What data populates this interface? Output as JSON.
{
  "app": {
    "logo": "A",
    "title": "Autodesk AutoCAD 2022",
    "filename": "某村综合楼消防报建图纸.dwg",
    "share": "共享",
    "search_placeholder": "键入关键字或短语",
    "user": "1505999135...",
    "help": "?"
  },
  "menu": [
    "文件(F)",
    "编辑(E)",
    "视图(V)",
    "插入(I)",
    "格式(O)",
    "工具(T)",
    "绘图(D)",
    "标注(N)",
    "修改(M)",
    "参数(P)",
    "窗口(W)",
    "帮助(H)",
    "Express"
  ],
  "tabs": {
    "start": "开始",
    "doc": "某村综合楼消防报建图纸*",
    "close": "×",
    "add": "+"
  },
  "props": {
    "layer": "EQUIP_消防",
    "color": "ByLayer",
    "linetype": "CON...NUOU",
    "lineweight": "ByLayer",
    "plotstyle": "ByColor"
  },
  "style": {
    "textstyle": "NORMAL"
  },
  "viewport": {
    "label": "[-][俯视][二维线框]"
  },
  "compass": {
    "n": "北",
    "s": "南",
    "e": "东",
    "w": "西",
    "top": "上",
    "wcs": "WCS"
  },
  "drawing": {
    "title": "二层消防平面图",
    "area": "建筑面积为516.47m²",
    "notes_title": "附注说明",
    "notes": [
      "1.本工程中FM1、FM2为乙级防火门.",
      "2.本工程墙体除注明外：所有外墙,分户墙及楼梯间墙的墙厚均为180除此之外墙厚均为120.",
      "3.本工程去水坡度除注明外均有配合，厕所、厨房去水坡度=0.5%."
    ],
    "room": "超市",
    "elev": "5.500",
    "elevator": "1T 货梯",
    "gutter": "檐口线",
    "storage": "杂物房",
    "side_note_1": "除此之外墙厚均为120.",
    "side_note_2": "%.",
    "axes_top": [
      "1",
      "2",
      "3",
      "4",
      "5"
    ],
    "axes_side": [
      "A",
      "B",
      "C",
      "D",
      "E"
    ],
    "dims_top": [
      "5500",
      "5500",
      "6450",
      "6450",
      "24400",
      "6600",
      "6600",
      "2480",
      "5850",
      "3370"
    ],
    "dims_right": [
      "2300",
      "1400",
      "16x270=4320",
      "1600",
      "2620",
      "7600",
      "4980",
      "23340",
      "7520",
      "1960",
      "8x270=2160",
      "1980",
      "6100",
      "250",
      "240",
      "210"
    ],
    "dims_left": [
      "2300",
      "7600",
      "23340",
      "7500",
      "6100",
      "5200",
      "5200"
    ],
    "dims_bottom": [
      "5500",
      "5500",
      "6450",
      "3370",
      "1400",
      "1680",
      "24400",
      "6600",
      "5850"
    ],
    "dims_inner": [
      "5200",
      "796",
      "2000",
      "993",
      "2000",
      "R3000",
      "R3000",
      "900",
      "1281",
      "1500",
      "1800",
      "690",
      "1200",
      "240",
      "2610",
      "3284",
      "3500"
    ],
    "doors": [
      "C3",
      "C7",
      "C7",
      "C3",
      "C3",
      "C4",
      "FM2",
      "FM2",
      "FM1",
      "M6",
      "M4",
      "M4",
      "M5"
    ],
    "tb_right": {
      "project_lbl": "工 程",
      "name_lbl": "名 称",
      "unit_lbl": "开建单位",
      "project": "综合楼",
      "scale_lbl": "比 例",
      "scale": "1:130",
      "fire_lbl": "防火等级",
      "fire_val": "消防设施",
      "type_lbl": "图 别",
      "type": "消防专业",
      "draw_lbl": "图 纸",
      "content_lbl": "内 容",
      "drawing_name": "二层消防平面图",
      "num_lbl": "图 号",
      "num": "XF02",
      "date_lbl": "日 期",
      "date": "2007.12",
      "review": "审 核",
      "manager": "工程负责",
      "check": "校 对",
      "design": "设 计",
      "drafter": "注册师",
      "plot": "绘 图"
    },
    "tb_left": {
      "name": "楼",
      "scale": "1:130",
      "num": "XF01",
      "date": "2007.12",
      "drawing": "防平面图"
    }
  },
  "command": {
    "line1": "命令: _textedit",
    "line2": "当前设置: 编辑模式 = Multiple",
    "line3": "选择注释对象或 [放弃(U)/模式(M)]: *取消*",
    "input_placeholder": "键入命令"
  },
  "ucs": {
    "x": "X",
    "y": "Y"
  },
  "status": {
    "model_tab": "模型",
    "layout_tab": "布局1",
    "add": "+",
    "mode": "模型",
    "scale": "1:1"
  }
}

* * *

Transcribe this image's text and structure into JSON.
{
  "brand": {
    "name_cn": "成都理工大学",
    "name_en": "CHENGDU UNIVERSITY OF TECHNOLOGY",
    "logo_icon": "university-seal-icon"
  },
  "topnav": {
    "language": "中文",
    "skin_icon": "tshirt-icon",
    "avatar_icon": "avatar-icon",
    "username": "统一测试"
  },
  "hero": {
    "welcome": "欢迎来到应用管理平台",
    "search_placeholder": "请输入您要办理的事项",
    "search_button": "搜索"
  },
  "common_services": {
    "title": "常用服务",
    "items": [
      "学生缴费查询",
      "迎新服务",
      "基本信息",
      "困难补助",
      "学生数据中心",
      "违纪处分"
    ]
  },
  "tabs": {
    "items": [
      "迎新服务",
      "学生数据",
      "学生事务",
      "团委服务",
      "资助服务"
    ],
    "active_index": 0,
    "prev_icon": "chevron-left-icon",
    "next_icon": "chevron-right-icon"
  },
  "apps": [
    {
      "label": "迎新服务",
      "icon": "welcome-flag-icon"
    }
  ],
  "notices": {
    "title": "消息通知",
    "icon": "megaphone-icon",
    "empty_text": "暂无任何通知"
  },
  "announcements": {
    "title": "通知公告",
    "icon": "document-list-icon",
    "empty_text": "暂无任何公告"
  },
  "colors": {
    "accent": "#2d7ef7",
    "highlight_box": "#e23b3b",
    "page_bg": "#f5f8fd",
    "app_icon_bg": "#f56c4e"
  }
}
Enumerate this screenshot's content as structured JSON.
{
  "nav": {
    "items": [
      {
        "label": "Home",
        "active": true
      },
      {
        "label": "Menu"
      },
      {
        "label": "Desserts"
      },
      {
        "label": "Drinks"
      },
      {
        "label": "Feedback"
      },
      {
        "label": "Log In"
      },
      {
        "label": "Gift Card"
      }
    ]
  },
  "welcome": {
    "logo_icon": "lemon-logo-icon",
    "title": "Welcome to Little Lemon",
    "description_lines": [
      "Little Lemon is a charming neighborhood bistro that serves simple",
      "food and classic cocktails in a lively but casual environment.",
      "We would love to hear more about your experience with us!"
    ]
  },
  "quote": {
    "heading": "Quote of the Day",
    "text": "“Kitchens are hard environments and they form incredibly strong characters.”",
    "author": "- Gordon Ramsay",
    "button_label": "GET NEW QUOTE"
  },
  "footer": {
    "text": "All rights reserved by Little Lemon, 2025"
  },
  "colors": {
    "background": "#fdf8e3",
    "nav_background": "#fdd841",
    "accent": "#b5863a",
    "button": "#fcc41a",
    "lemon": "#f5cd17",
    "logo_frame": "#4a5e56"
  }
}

==

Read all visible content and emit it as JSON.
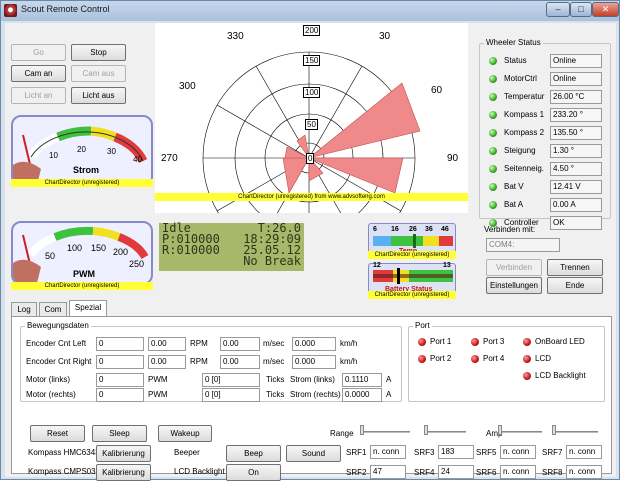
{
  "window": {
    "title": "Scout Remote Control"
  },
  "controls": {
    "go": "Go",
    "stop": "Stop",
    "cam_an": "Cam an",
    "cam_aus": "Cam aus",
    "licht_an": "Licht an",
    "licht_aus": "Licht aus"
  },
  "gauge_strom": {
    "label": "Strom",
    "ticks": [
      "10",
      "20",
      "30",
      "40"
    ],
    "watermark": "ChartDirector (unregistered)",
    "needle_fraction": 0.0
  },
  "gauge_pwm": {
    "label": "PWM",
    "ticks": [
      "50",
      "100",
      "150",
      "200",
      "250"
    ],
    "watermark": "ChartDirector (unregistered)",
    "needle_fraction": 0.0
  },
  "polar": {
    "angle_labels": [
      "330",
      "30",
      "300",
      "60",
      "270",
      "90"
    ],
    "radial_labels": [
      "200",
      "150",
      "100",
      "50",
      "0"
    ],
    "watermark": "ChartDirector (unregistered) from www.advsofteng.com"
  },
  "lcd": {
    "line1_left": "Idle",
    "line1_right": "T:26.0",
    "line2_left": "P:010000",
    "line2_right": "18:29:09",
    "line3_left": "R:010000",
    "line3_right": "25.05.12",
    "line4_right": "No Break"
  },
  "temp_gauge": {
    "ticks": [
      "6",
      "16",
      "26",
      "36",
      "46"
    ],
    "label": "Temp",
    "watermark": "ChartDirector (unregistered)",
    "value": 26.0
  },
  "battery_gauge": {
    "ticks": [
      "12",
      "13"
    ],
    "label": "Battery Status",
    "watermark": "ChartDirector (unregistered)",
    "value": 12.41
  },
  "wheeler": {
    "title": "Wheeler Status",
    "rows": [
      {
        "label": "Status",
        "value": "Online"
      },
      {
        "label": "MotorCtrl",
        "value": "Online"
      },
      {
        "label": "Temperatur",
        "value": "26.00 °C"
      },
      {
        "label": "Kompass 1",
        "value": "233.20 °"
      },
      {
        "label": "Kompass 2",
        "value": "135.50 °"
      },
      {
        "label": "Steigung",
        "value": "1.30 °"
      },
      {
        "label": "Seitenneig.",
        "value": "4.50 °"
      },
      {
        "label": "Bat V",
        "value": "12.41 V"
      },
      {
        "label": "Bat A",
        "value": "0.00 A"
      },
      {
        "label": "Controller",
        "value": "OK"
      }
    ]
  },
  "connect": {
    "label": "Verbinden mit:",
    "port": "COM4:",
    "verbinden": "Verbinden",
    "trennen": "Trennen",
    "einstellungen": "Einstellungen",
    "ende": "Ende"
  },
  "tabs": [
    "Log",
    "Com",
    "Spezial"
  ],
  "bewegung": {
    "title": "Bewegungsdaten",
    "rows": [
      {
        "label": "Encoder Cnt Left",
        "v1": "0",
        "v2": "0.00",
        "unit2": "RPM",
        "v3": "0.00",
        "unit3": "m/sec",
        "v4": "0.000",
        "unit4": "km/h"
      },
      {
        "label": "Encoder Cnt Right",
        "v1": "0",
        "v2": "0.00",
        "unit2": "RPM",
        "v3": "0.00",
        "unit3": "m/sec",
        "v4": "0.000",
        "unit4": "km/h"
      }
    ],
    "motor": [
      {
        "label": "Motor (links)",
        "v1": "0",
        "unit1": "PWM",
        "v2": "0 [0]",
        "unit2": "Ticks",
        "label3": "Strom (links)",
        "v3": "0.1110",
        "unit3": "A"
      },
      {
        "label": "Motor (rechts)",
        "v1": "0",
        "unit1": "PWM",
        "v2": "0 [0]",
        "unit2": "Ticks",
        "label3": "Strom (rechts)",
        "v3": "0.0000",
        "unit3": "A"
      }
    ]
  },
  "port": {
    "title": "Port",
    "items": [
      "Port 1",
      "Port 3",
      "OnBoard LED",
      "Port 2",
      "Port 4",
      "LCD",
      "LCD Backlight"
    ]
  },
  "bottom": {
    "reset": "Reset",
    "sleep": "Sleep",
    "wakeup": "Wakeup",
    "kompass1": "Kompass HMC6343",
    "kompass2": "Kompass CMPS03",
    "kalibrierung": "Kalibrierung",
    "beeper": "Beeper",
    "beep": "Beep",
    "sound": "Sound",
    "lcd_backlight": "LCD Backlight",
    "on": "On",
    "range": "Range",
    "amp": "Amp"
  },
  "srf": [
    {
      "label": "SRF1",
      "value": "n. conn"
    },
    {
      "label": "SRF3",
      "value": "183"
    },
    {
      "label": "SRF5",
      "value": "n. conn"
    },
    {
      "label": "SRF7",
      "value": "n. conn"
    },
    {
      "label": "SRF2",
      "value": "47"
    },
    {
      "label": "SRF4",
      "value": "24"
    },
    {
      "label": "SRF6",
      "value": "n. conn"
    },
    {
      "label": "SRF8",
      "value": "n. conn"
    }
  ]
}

■ Objective ■
Find "Licht". Copy every line it occurs in.

■ Finished task ■
    "licht_an": "Licht an",
    "licht_aus": "Licht aus"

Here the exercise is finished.